● EXERCISE INSTRUCTIONS
Locate the word "this" in the material, then show every line that holds it.

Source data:
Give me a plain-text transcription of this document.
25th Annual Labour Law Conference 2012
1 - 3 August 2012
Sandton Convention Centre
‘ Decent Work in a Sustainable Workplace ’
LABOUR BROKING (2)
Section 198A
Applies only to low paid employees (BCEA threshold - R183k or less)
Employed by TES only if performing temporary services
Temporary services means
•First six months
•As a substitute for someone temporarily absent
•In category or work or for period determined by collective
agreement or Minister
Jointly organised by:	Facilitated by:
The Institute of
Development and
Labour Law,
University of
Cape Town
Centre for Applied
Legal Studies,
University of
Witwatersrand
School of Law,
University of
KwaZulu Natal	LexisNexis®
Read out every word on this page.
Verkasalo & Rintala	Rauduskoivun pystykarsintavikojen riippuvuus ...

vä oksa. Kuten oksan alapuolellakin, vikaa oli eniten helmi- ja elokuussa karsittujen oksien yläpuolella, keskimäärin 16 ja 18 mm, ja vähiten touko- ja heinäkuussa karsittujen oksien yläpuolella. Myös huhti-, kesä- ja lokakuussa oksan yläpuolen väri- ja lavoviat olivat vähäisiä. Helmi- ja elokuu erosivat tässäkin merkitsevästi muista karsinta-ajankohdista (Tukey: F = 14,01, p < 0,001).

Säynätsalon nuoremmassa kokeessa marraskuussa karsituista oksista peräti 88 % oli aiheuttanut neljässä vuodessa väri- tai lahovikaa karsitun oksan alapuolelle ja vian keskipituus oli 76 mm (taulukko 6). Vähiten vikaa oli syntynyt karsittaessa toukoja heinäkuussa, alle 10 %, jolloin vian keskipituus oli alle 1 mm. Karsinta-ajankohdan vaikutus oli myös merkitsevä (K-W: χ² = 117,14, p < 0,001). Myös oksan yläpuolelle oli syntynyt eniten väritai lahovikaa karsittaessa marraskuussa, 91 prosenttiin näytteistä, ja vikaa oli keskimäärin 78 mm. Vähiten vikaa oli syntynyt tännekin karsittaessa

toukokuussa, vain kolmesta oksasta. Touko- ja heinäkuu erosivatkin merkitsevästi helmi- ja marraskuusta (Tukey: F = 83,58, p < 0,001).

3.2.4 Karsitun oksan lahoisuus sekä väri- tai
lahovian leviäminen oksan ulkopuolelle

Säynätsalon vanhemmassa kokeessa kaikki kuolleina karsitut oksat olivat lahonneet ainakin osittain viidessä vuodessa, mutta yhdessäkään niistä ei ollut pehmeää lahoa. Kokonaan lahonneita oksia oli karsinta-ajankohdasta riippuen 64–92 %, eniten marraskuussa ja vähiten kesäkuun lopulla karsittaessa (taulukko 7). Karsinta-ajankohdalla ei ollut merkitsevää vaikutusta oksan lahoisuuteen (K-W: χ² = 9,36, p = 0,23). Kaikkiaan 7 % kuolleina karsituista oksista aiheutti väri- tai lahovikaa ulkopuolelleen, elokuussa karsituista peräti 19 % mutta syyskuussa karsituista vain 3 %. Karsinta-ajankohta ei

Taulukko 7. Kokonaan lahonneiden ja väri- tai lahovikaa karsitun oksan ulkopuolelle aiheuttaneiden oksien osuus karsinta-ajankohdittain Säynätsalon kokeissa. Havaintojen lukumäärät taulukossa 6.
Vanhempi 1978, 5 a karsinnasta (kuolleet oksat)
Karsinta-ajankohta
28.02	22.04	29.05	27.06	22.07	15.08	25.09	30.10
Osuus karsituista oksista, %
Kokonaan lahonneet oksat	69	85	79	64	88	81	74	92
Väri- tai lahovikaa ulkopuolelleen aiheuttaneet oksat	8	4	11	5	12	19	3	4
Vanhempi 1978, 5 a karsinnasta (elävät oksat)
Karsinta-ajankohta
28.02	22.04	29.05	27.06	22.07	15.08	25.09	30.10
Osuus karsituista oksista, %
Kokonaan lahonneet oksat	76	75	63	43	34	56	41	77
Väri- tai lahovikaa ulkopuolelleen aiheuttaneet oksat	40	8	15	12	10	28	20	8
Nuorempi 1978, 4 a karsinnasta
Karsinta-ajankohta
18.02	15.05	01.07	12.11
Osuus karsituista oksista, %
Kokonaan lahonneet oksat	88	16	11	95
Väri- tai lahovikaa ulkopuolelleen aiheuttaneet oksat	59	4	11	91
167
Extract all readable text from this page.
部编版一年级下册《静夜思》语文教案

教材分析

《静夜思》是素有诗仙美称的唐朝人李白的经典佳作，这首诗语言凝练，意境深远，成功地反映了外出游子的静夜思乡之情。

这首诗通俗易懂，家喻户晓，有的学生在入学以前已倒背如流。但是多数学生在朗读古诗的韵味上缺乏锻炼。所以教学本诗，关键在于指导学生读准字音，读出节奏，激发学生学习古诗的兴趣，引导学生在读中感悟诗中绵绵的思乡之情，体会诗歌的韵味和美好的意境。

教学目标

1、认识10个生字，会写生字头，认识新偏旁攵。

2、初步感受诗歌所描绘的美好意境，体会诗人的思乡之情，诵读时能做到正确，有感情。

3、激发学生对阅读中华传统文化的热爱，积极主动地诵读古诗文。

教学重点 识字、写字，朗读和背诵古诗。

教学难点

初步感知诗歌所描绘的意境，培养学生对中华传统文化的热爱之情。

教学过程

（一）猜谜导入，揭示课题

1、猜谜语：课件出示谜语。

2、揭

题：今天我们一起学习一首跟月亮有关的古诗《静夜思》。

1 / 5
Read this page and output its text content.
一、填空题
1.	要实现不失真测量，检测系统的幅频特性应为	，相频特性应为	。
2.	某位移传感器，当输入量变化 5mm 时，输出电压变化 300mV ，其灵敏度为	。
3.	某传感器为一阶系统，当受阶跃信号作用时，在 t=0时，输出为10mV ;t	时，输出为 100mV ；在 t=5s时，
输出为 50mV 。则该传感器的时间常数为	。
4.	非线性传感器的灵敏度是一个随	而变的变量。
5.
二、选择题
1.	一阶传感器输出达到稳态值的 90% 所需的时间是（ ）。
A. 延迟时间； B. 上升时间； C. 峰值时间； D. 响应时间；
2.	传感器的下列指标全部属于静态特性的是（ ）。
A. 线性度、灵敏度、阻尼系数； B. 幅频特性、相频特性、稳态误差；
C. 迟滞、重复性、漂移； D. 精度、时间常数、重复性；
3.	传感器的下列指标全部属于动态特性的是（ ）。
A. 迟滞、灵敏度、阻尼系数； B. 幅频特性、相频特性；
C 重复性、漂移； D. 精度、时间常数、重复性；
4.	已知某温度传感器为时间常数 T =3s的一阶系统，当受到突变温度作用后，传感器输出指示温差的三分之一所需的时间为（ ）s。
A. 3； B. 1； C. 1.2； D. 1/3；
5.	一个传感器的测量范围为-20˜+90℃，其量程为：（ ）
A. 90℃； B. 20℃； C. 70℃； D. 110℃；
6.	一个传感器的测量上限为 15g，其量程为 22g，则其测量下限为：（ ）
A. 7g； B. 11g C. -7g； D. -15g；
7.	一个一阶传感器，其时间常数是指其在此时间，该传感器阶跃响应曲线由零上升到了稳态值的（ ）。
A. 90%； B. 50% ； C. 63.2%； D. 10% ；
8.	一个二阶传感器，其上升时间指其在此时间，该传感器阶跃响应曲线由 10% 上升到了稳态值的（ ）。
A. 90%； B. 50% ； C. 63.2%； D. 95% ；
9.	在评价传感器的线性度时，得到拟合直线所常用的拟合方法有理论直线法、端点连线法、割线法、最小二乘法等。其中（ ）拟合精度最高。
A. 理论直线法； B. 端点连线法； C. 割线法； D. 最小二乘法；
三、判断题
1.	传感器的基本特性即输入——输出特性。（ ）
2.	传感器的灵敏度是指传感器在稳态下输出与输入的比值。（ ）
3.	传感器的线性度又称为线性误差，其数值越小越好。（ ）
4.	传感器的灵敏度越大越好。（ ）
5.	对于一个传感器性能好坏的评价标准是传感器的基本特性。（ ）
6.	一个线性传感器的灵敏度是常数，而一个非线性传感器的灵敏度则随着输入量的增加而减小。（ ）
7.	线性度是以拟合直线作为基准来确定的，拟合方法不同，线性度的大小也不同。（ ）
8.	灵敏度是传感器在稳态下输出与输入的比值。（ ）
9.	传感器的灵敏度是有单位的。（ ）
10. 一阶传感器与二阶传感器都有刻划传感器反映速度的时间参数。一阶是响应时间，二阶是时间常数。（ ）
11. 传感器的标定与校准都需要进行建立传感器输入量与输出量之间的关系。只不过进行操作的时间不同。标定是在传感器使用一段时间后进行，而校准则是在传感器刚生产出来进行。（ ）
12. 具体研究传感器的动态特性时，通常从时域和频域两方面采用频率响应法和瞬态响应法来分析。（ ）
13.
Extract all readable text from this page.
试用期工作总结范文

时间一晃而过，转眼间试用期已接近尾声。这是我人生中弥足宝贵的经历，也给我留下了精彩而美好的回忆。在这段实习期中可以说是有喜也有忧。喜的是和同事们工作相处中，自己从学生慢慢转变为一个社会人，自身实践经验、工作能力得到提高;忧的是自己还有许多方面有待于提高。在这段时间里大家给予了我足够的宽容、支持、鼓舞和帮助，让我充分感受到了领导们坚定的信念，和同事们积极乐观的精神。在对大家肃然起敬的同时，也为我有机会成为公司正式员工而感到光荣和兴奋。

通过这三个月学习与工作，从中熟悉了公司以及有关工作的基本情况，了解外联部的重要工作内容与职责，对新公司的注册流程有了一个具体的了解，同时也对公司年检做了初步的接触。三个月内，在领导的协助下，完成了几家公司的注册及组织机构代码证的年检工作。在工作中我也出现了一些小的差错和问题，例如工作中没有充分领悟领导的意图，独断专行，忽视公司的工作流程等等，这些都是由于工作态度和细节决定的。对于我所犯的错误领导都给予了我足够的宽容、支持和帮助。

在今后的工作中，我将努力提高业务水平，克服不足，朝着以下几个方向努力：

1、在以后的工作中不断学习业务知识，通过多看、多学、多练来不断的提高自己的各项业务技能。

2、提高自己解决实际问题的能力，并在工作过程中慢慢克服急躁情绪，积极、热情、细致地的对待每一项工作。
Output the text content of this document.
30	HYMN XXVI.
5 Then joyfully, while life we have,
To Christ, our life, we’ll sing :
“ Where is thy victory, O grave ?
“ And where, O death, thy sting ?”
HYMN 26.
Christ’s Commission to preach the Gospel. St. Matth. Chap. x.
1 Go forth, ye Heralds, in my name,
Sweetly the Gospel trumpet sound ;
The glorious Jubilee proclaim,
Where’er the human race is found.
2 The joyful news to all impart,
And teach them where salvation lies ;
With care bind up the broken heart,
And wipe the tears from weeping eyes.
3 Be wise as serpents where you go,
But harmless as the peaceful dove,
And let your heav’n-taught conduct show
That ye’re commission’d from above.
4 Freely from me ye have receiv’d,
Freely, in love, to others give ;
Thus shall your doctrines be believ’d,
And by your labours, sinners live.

● REPLY TO THE TASK
Give me a plain-text transcription of this document.
Read out every word on this page.
Extract all readable text from this page.
Read this page and output its text content.
Extract all readable text from this page.
Output the text content of this document.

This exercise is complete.